__Problem statement__: Output the data word for word, dropping every image.

===============

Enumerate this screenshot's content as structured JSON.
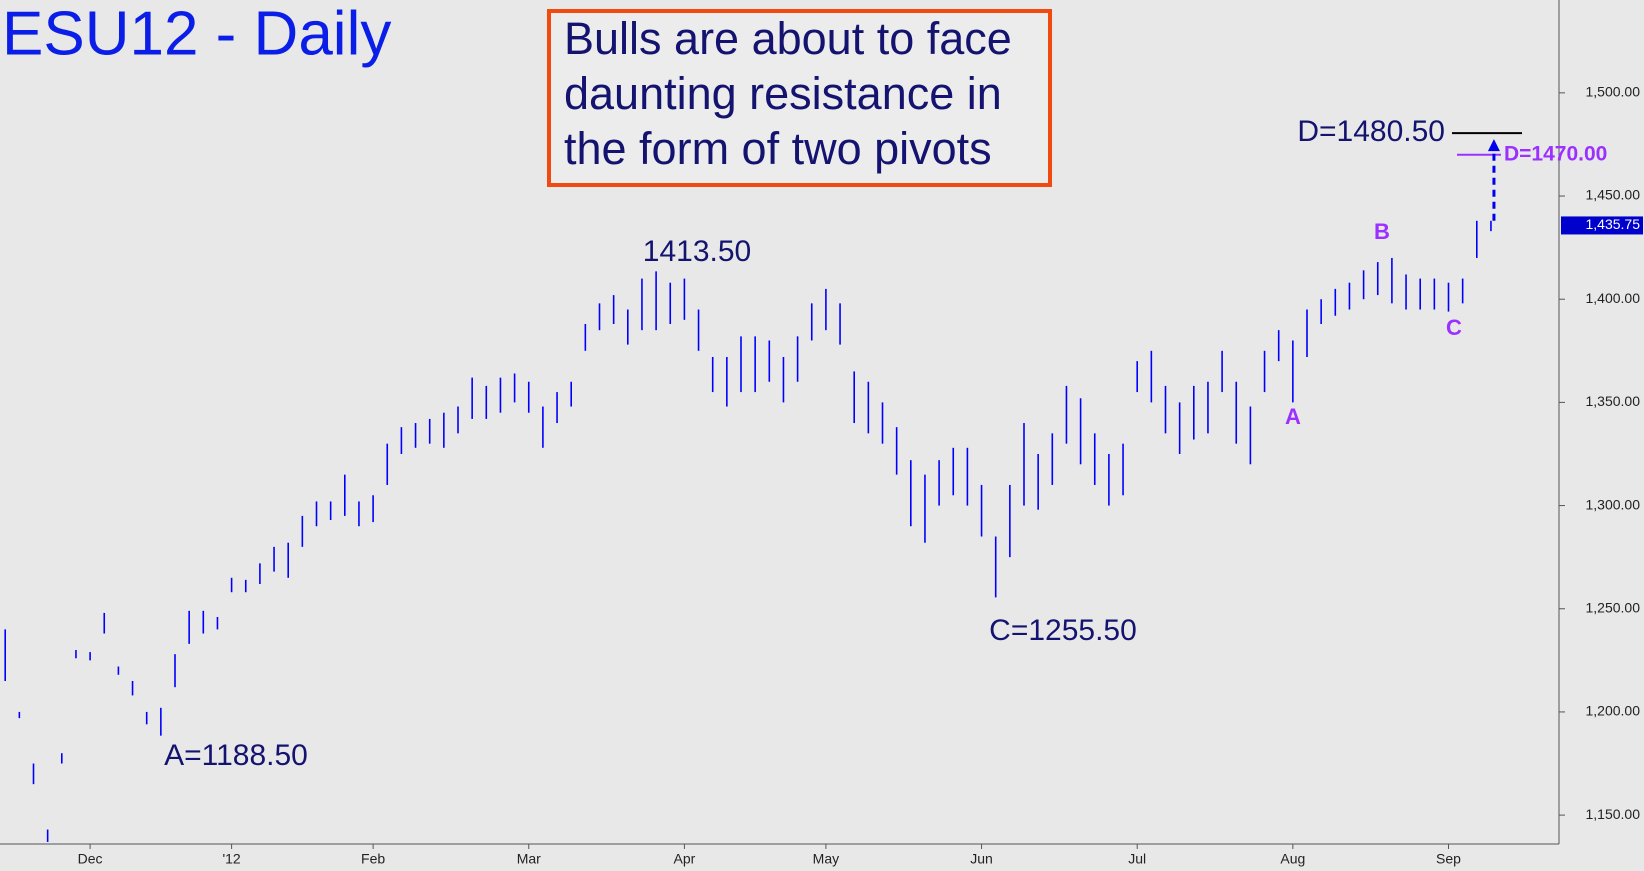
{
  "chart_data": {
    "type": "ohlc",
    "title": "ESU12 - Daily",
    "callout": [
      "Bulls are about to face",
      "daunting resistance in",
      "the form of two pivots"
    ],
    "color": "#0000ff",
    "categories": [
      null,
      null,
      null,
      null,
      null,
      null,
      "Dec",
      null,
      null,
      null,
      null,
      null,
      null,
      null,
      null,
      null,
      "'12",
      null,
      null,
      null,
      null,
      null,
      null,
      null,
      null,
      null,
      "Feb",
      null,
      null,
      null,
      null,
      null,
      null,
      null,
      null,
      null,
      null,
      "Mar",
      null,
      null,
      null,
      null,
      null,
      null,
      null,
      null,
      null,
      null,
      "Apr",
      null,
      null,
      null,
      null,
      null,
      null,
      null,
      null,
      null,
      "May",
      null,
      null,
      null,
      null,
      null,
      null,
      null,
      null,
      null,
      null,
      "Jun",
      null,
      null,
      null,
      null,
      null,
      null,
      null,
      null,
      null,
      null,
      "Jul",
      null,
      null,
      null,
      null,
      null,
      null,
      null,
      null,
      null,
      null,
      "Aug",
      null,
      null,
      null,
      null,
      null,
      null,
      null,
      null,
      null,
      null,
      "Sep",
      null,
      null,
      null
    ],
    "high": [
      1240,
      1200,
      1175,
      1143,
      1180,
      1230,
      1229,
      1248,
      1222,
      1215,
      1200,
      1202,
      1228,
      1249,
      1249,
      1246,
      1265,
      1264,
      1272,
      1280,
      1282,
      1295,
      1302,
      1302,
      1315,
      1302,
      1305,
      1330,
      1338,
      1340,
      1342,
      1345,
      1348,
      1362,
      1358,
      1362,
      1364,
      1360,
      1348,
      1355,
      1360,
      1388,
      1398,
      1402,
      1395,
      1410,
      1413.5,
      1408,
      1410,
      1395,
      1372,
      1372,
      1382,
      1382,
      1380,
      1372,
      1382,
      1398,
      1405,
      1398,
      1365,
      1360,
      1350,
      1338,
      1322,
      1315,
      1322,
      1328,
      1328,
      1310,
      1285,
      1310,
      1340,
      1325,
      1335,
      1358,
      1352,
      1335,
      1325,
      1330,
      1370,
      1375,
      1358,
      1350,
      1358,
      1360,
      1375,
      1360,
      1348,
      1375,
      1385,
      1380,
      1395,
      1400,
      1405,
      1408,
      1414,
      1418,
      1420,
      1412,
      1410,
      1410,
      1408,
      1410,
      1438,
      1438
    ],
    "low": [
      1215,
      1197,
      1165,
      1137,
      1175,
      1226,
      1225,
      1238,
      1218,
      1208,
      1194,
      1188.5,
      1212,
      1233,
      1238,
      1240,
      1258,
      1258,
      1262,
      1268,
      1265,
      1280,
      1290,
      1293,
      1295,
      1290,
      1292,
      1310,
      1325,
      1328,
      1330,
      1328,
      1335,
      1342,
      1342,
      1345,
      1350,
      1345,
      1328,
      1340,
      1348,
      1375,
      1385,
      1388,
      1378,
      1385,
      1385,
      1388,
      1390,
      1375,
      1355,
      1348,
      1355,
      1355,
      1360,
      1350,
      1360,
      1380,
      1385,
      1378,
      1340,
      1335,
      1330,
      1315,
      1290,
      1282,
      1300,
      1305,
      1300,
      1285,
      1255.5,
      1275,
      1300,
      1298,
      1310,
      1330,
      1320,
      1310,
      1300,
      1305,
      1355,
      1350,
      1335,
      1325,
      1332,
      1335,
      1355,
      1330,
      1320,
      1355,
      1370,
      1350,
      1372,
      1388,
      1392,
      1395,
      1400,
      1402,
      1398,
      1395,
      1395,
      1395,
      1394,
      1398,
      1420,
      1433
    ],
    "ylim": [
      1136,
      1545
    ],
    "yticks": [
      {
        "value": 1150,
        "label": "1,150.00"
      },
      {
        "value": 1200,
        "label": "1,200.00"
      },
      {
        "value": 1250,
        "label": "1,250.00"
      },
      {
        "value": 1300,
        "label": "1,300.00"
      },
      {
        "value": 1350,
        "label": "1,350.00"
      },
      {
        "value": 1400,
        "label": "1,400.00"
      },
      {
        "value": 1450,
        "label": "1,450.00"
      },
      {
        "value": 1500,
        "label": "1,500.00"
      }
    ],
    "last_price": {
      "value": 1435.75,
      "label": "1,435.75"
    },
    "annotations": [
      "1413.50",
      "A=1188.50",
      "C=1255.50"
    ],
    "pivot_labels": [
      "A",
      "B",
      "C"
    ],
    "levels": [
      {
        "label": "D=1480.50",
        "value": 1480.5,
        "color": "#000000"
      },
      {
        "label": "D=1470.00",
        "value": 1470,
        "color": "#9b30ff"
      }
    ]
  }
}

===============

__Reply__:
Enumerate this screenshot's content as structured JSON.
{
  "chart_data": {
    "type": "ohlc",
    "title": "ESU12 - Daily",
    "callout": [
      "Bulls are about to face",
      "daunting resistance in",
      "the form of two pivots"
    ],
    "color": "#0000ff",
    "categories": [
      null,
      null,
      null,
      null,
      null,
      null,
      "Dec",
      null,
      null,
      null,
      null,
      null,
      null,
      null,
      null,
      null,
      "'12",
      null,
      null,
      null,
      null,
      null,
      null,
      null,
      null,
      null,
      "Feb",
      null,
      null,
      null,
      null,
      null,
      null,
      null,
      null,
      null,
      null,
      "Mar",
      null,
      null,
      null,
      null,
      null,
      null,
      null,
      null,
      null,
      null,
      "Apr",
      null,
      null,
      null,
      null,
      null,
      null,
      null,
      null,
      null,
      "May",
      null,
      null,
      null,
      null,
      null,
      null,
      null,
      null,
      null,
      null,
      "Jun",
      null,
      null,
      null,
      null,
      null,
      null,
      null,
      null,
      null,
      null,
      "Jul",
      null,
      null,
      null,
      null,
      null,
      null,
      null,
      null,
      null,
      null,
      "Aug",
      null,
      null,
      null,
      null,
      null,
      null,
      null,
      null,
      null,
      null,
      "Sep",
      null,
      null,
      null
    ],
    "high": [
      1240,
      1200,
      1175,
      1143,
      1180,
      1230,
      1229,
      1248,
      1222,
      1215,
      1200,
      1202,
      1228,
      1249,
      1249,
      1246,
      1265,
      1264,
      1272,
      1280,
      1282,
      1295,
      1302,
      1302,
      1315,
      1302,
      1305,
      1330,
      1338,
      1340,
      1342,
      1345,
      1348,
      1362,
      1358,
      1362,
      1364,
      1360,
      1348,
      1355,
      1360,
      1388,
      1398,
      1402,
      1395,
      1410,
      1413.5,
      1408,
      1410,
      1395,
      1372,
      1372,
      1382,
      1382,
      1380,
      1372,
      1382,
      1398,
      1405,
      1398,
      1365,
      1360,
      1350,
      1338,
      1322,
      1315,
      1322,
      1328,
      1328,
      1310,
      1285,
      1310,
      1340,
      1325,
      1335,
      1358,
      1352,
      1335,
      1325,
      1330,
      1370,
      1375,
      1358,
      1350,
      1358,
      1360,
      1375,
      1360,
      1348,
      1375,
      1385,
      1380,
      1395,
      1400,
      1405,
      1408,
      1414,
      1418,
      1420,
      1412,
      1410,
      1410,
      1408,
      1410,
      1438,
      1438
    ],
    "low": [
      1215,
      1197,
      1165,
      1137,
      1175,
      1226,
      1225,
      1238,
      1218,
      1208,
      1194,
      1188.5,
      1212,
      1233,
      1238,
      1240,
      1258,
      1258,
      1262,
      1268,
      1265,
      1280,
      1290,
      1293,
      1295,
      1290,
      1292,
      1310,
      1325,
      1328,
      1330,
      1328,
      1335,
      1342,
      1342,
      1345,
      1350,
      1345,
      1328,
      1340,
      1348,
      1375,
      1385,
      1388,
      1378,
      1385,
      1385,
      1388,
      1390,
      1375,
      1355,
      1348,
      1355,
      1355,
      1360,
      1350,
      1360,
      1380,
      1385,
      1378,
      1340,
      1335,
      1330,
      1315,
      1290,
      1282,
      1300,
      1305,
      1300,
      1285,
      1255.5,
      1275,
      1300,
      1298,
      1310,
      1330,
      1320,
      1310,
      1300,
      1305,
      1355,
      1350,
      1335,
      1325,
      1332,
      1335,
      1355,
      1330,
      1320,
      1355,
      1370,
      1350,
      1372,
      1388,
      1392,
      1395,
      1400,
      1402,
      1398,
      1395,
      1395,
      1395,
      1394,
      1398,
      1420,
      1433
    ],
    "ylim": [
      1136,
      1545
    ],
    "yticks": [
      {
        "value": 1150,
        "label": "1,150.00"
      },
      {
        "value": 1200,
        "label": "1,200.00"
      },
      {
        "value": 1250,
        "label": "1,250.00"
      },
      {
        "value": 1300,
        "label": "1,300.00"
      },
      {
        "value": 1350,
        "label": "1,350.00"
      },
      {
        "value": 1400,
        "label": "1,400.00"
      },
      {
        "value": 1450,
        "label": "1,450.00"
      },
      {
        "value": 1500,
        "label": "1,500.00"
      }
    ],
    "last_price": {
      "value": 1435.75,
      "label": "1,435.75"
    },
    "annotations": [
      "1413.50",
      "A=1188.50",
      "C=1255.50"
    ],
    "pivot_labels": [
      "A",
      "B",
      "C"
    ],
    "levels": [
      {
        "label": "D=1480.50",
        "value": 1480.5,
        "color": "#000000"
      },
      {
        "label": "D=1470.00",
        "value": 1470,
        "color": "#9b30ff"
      }
    ]
  }
}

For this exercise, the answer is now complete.